- TASK OBJECTIVE:
Without the pictures, reproduce the records that follow exactly.

- DATA:

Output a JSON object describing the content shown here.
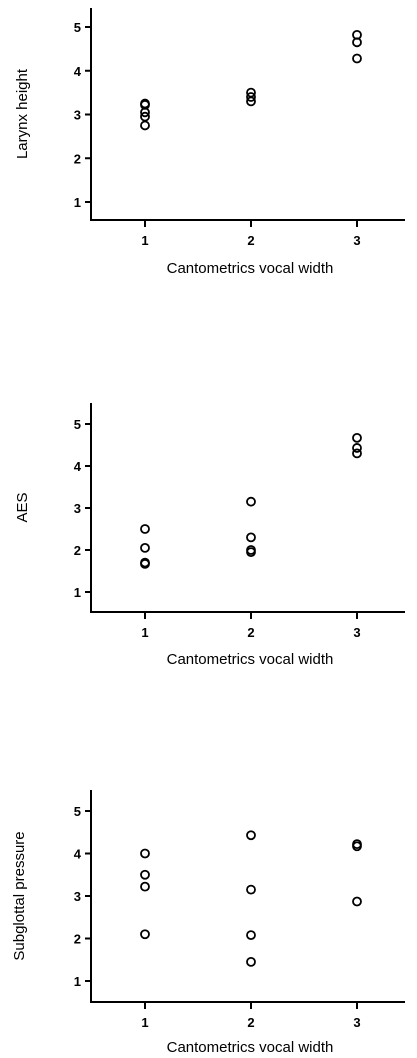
{
  "chart_data": [
    {
      "type": "scatter",
      "xlabel": "Cantometrics vocal width",
      "ylabel": "Larynx height",
      "xticks": [
        1,
        2,
        3
      ],
      "yticks": [
        1,
        2,
        3,
        4,
        5
      ],
      "xlim": [
        0.25,
        3.45
      ],
      "ylim": [
        0.55,
        5.5
      ],
      "grid": false,
      "points": [
        {
          "x": 1,
          "y": 3.25
        },
        {
          "x": 1,
          "y": 3.22
        },
        {
          "x": 1,
          "y": 3.05
        },
        {
          "x": 1,
          "y": 2.95
        },
        {
          "x": 1,
          "y": 2.75
        },
        {
          "x": 2,
          "y": 3.5
        },
        {
          "x": 2,
          "y": 3.4
        },
        {
          "x": 2,
          "y": 3.3
        },
        {
          "x": 3,
          "y": 4.82
        },
        {
          "x": 3,
          "y": 4.65
        },
        {
          "x": 3,
          "y": 4.28
        }
      ]
    },
    {
      "type": "scatter",
      "xlabel": "Cantometrics vocal width",
      "ylabel": "AES",
      "xticks": [
        1,
        2,
        3
      ],
      "yticks": [
        1,
        2,
        3,
        4,
        5
      ],
      "xlim": [
        0.25,
        3.45
      ],
      "ylim": [
        0.55,
        5.5
      ],
      "grid": false,
      "points": [
        {
          "x": 1,
          "y": 2.5
        },
        {
          "x": 1,
          "y": 2.05
        },
        {
          "x": 1,
          "y": 1.7
        },
        {
          "x": 1,
          "y": 1.67
        },
        {
          "x": 2,
          "y": 3.15
        },
        {
          "x": 2,
          "y": 2.3
        },
        {
          "x": 2,
          "y": 2.0
        },
        {
          "x": 2,
          "y": 1.95
        },
        {
          "x": 3,
          "y": 4.67
        },
        {
          "x": 3,
          "y": 4.43
        },
        {
          "x": 3,
          "y": 4.3
        }
      ]
    },
    {
      "type": "scatter",
      "xlabel": "Cantometrics vocal width",
      "ylabel": "Subglottal pressure",
      "xticks": [
        1,
        2,
        3
      ],
      "yticks": [
        1,
        2,
        3,
        4,
        5
      ],
      "xlim": [
        0.25,
        3.45
      ],
      "ylim": [
        0.55,
        5.5
      ],
      "grid": false,
      "points": [
        {
          "x": 1,
          "y": 4.0
        },
        {
          "x": 1,
          "y": 3.5
        },
        {
          "x": 1,
          "y": 3.22
        },
        {
          "x": 1,
          "y": 2.1
        },
        {
          "x": 2,
          "y": 4.43
        },
        {
          "x": 2,
          "y": 3.15
        },
        {
          "x": 2,
          "y": 2.08
        },
        {
          "x": 2,
          "y": 1.45
        },
        {
          "x": 3,
          "y": 4.22
        },
        {
          "x": 3,
          "y": 4.17
        },
        {
          "x": 3,
          "y": 2.87
        }
      ]
    }
  ]
}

- ANSWER FOR THIS EXERCISE:
Output a JSON object describing the content shown here.
{
  "chart_data": [
    {
      "type": "scatter",
      "xlabel": "Cantometrics vocal width",
      "ylabel": "Larynx height",
      "xticks": [
        1,
        2,
        3
      ],
      "yticks": [
        1,
        2,
        3,
        4,
        5
      ],
      "xlim": [
        0.25,
        3.45
      ],
      "ylim": [
        0.55,
        5.5
      ],
      "grid": false,
      "points": [
        {
          "x": 1,
          "y": 3.25
        },
        {
          "x": 1,
          "y": 3.22
        },
        {
          "x": 1,
          "y": 3.05
        },
        {
          "x": 1,
          "y": 2.95
        },
        {
          "x": 1,
          "y": 2.75
        },
        {
          "x": 2,
          "y": 3.5
        },
        {
          "x": 2,
          "y": 3.4
        },
        {
          "x": 2,
          "y": 3.3
        },
        {
          "x": 3,
          "y": 4.82
        },
        {
          "x": 3,
          "y": 4.65
        },
        {
          "x": 3,
          "y": 4.28
        }
      ]
    },
    {
      "type": "scatter",
      "xlabel": "Cantometrics vocal width",
      "ylabel": "AES",
      "xticks": [
        1,
        2,
        3
      ],
      "yticks": [
        1,
        2,
        3,
        4,
        5
      ],
      "xlim": [
        0.25,
        3.45
      ],
      "ylim": [
        0.55,
        5.5
      ],
      "grid": false,
      "points": [
        {
          "x": 1,
          "y": 2.5
        },
        {
          "x": 1,
          "y": 2.05
        },
        {
          "x": 1,
          "y": 1.7
        },
        {
          "x": 1,
          "y": 1.67
        },
        {
          "x": 2,
          "y": 3.15
        },
        {
          "x": 2,
          "y": 2.3
        },
        {
          "x": 2,
          "y": 2.0
        },
        {
          "x": 2,
          "y": 1.95
        },
        {
          "x": 3,
          "y": 4.67
        },
        {
          "x": 3,
          "y": 4.43
        },
        {
          "x": 3,
          "y": 4.3
        }
      ]
    },
    {
      "type": "scatter",
      "xlabel": "Cantometrics vocal width",
      "ylabel": "Subglottal pressure",
      "xticks": [
        1,
        2,
        3
      ],
      "yticks": [
        1,
        2,
        3,
        4,
        5
      ],
      "xlim": [
        0.25,
        3.45
      ],
      "ylim": [
        0.55,
        5.5
      ],
      "grid": false,
      "points": [
        {
          "x": 1,
          "y": 4.0
        },
        {
          "x": 1,
          "y": 3.5
        },
        {
          "x": 1,
          "y": 3.22
        },
        {
          "x": 1,
          "y": 2.1
        },
        {
          "x": 2,
          "y": 4.43
        },
        {
          "x": 2,
          "y": 3.15
        },
        {
          "x": 2,
          "y": 2.08
        },
        {
          "x": 2,
          "y": 1.45
        },
        {
          "x": 3,
          "y": 4.22
        },
        {
          "x": 3,
          "y": 4.17
        },
        {
          "x": 3,
          "y": 2.87
        }
      ]
    }
  ]
}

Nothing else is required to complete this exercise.